╭──

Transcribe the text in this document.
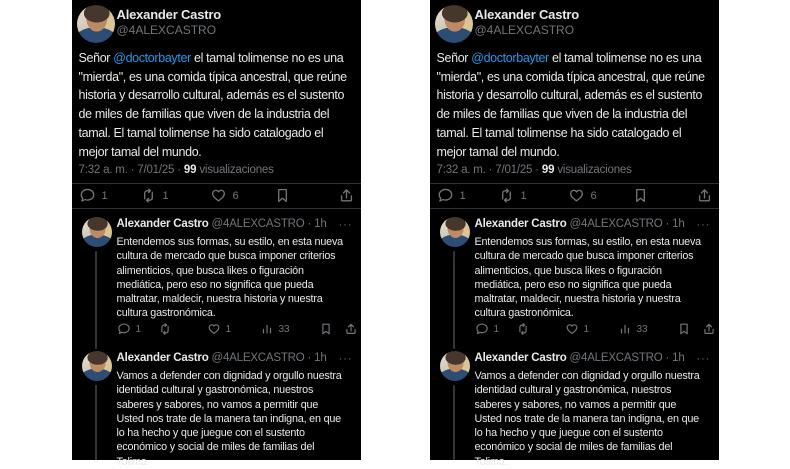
Alexander Castro
@4ALEXCASTRO
Señor @doctorbayter el tamal tolimense no es una
"mierda", es una comida típica ancestral, que reúne
historia y desarrollo cultural, además es el sustento
de miles de familias que viven de la industria del
tamal. El tamal tolimense ha sido catalogado el
mejor tamal del mundo.
7:32 a. m. · 7/01/25 · 99 visualizaciones
1	1	6
Alexander Castro @4ALEXCASTRO · 1h ···
Entendemos sus formas, su estilo, en esta nueva
cultura de mercado que busca imponer criterios
alimenticios, que busca likes o figuración
mediática, pero eso no significa que pueda
maltratar, maldecir, nuestra historia y nuestra
cultura gastronómica.
1	1	33
Alexander Castro @4ALEXCASTRO · 1h ···
Vamos a defender con dignidad y orgullo nuestra
identidad cultural y gastronómica, nuestros
saberes y sabores, no vamos a permitir que
Usted nos trate de la manera tan indigna, en que
lo ha hecho y que juegue con el sustento
económico y social de miles de familias del
Tolima.
Alexander Castro
@4ALEXCASTRO
Señor @doctorbayter el tamal tolimense no es una
"mierda", es una comida típica ancestral, que reúne
historia y desarrollo cultural, además es el sustento
de miles de familias que viven de la industria del
tamal. El tamal tolimense ha sido catalogado el
mejor tamal del mundo.
7:32 a. m. · 7/01/25 · 99 visualizaciones
1	1	6
Alexander Castro @4ALEXCASTRO · 1h ···
Entendemos sus formas, su estilo, en esta nueva
cultura de mercado que busca imponer criterios
alimenticios, que busca likes o figuración
mediática, pero eso no significa que pueda
maltratar, maldecir, nuestra historia y nuestra
cultura gastronómica.
1	1	33
Alexander Castro @4ALEXCASTRO · 1h ···
Vamos a defender con dignidad y orgullo nuestra
identidad cultural y gastronómica, nuestros
saberes y sabores, no vamos a permitir que
Usted nos trate de la manera tan indigna, en que
lo ha hecho y que juegue con el sustento
económico y social de miles de familias del
Tolima.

╰──

# THE TASK
Reproduce the listing exactly. Leave its pictures out.

# ANSWER TO THIS TASK
Transcribe the text in this document.
Alexander Castro
@4ALEXCASTRO
Señor @doctorbayter el tamal tolimense no es una
"mierda", es una comida típica ancestral, que reúne
historia y desarrollo cultural, además es el sustento
de miles de familias que viven de la industria del
tamal. El tamal tolimense ha sido catalogado el
mejor tamal del mundo.
7:32 a. m. · 7/01/25 · 99 visualizaciones
1	1	6
Alexander Castro @4ALEXCASTRO · 1h ···
Entendemos sus formas, su estilo, en esta nueva
cultura de mercado que busca imponer criterios
alimenticios, que busca likes o figuración
mediática, pero eso no significa que pueda
maltratar, maldecir, nuestra historia y nuestra
cultura gastronómica.
1	1	33
Alexander Castro @4ALEXCASTRO · 1h ···
Vamos a defender con dignidad y orgullo nuestra
identidad cultural y gastronómica, nuestros
saberes y sabores, no vamos a permitir que
Usted nos trate de la manera tan indigna, en que
lo ha hecho y que juegue con el sustento
económico y social de miles de familias del
Tolima.
Alexander Castro
@4ALEXCASTRO
Señor @doctorbayter el tamal tolimense no es una
"mierda", es una comida típica ancestral, que reúne
historia y desarrollo cultural, además es el sustento
de miles de familias que viven de la industria del
tamal. El tamal tolimense ha sido catalogado el
mejor tamal del mundo.
7:32 a. m. · 7/01/25 · 99 visualizaciones
1	1	6
Alexander Castro @4ALEXCASTRO · 1h ···
Entendemos sus formas, su estilo, en esta nueva
cultura de mercado que busca imponer criterios
alimenticios, que busca likes o figuración
mediática, pero eso no significa que pueda
maltratar, maldecir, nuestra historia y nuestra
cultura gastronómica.
1	1	33
Alexander Castro @4ALEXCASTRO · 1h ···
Vamos a defender con dignidad y orgullo nuestra
identidad cultural y gastronómica, nuestros
saberes y sabores, no vamos a permitir que
Usted nos trate de la manera tan indigna, en que
lo ha hecho y que juegue con el sustento
económico y social de miles de familias del
Tolima.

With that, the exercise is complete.